[Data items]
# # # # #

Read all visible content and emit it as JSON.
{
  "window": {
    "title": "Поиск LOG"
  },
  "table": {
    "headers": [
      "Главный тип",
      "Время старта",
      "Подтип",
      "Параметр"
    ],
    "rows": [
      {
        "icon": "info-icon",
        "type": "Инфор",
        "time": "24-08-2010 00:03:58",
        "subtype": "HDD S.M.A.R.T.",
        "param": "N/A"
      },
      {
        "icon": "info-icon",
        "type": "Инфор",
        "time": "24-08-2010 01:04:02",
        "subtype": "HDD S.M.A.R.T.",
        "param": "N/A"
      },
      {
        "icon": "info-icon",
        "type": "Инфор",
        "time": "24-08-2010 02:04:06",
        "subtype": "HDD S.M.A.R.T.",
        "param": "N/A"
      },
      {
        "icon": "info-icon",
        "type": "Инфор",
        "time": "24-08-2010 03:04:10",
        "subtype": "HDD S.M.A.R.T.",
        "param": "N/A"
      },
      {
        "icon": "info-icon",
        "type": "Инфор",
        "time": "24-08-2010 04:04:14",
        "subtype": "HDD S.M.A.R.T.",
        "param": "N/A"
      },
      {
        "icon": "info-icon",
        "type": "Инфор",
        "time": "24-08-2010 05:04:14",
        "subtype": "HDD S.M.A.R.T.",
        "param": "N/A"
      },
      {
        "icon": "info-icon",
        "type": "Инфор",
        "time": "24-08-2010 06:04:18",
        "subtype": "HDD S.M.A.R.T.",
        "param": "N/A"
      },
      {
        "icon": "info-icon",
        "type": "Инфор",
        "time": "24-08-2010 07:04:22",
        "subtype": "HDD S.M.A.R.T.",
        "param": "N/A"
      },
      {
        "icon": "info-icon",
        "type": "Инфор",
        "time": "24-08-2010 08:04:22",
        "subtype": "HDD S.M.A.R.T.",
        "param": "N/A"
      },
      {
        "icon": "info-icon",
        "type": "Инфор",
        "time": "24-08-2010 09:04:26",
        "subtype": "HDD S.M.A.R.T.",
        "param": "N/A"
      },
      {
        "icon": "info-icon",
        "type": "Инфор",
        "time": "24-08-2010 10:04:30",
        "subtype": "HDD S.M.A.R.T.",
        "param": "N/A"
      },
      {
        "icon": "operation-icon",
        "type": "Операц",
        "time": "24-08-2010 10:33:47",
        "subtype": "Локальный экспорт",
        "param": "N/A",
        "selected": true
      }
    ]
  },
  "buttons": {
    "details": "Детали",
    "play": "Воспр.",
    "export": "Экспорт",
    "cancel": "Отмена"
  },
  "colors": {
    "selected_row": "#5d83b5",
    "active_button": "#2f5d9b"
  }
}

# # # # #

== Work instructions ==
Where a line in the material contains "time", copy that line.

== Exercise output ==
        "time": "24-08-2010 00:03:58",
        "time": "24-08-2010 01:04:02",
        "time": "24-08-2010 02:04:06",
        "time": "24-08-2010 03:04:10",
        "time": "24-08-2010 04:04:14",
        "time": "24-08-2010 05:04:14",
        "time": "24-08-2010 06:04:18",
        "time": "24-08-2010 07:04:22",
        "time": "24-08-2010 08:04:22",
        "time": "24-08-2010 09:04:26",
        "time": "24-08-2010 10:04:30",
        "time": "24-08-2010 10:33:47",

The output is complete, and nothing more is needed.